## PROBLEM
Write out each entry, exactly the way it appears.

───── GIVEN INFORMATION

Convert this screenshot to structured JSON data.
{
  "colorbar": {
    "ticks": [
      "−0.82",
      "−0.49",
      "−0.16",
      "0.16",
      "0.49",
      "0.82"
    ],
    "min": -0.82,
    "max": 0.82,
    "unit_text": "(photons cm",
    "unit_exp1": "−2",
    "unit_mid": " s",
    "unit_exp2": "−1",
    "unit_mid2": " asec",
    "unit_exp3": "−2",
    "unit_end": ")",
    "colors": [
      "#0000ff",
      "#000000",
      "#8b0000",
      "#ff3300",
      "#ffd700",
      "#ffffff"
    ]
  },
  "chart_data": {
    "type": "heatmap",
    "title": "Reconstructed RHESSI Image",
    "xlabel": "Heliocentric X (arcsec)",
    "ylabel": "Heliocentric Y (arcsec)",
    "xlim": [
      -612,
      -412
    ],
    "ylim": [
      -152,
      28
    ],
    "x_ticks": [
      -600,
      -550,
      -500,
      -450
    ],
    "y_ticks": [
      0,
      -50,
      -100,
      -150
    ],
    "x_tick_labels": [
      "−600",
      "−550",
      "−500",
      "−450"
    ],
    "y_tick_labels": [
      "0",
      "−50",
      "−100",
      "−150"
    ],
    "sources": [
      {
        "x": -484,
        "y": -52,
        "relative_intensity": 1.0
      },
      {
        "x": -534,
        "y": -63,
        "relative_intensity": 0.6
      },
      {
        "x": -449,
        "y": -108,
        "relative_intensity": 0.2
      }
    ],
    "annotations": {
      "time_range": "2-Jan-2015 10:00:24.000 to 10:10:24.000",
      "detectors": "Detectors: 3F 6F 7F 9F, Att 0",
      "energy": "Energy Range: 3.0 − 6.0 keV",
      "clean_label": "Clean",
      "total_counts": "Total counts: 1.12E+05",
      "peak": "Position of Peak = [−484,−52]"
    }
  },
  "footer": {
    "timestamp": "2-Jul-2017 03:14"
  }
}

──────────

## THE ANSWER
Convert this screenshot to structured JSON data.
{
  "colorbar": {
    "ticks": [
      "−0.82",
      "−0.49",
      "−0.16",
      "0.16",
      "0.49",
      "0.82"
    ],
    "min": -0.82,
    "max": 0.82,
    "unit_text": "(photons cm",
    "unit_exp1": "−2",
    "unit_mid": " s",
    "unit_exp2": "−1",
    "unit_mid2": " asec",
    "unit_exp3": "−2",
    "unit_end": ")",
    "colors": [
      "#0000ff",
      "#000000",
      "#8b0000",
      "#ff3300",
      "#ffd700",
      "#ffffff"
    ]
  },
  "chart_data": {
    "type": "heatmap",
    "title": "Reconstructed RHESSI Image",
    "xlabel": "Heliocentric X (arcsec)",
    "ylabel": "Heliocentric Y (arcsec)",
    "xlim": [
      -612,
      -412
    ],
    "ylim": [
      -152,
      28
    ],
    "x_ticks": [
      -600,
      -550,
      -500,
      -450
    ],
    "y_ticks": [
      0,
      -50,
      -100,
      -150
    ],
    "x_tick_labels": [
      "−600",
      "−550",
      "−500",
      "−450"
    ],
    "y_tick_labels": [
      "0",
      "−50",
      "−100",
      "−150"
    ],
    "sources": [
      {
        "x": -484,
        "y": -52,
        "relative_intensity": 1.0
      },
      {
        "x": -534,
        "y": -63,
        "relative_intensity": 0.6
      },
      {
        "x": -449,
        "y": -108,
        "relative_intensity": 0.2
      }
    ],
    "annotations": {
      "time_range": "2-Jan-2015 10:00:24.000 to 10:10:24.000",
      "detectors": "Detectors: 3F 6F 7F 9F, Att 0",
      "energy": "Energy Range: 3.0 − 6.0 keV",
      "clean_label": "Clean",
      "total_counts": "Total counts: 1.12E+05",
      "peak": "Position of Peak = [−484,−52]"
    }
  },
  "footer": {
    "timestamp": "2-Jul-2017 03:14"
  }
}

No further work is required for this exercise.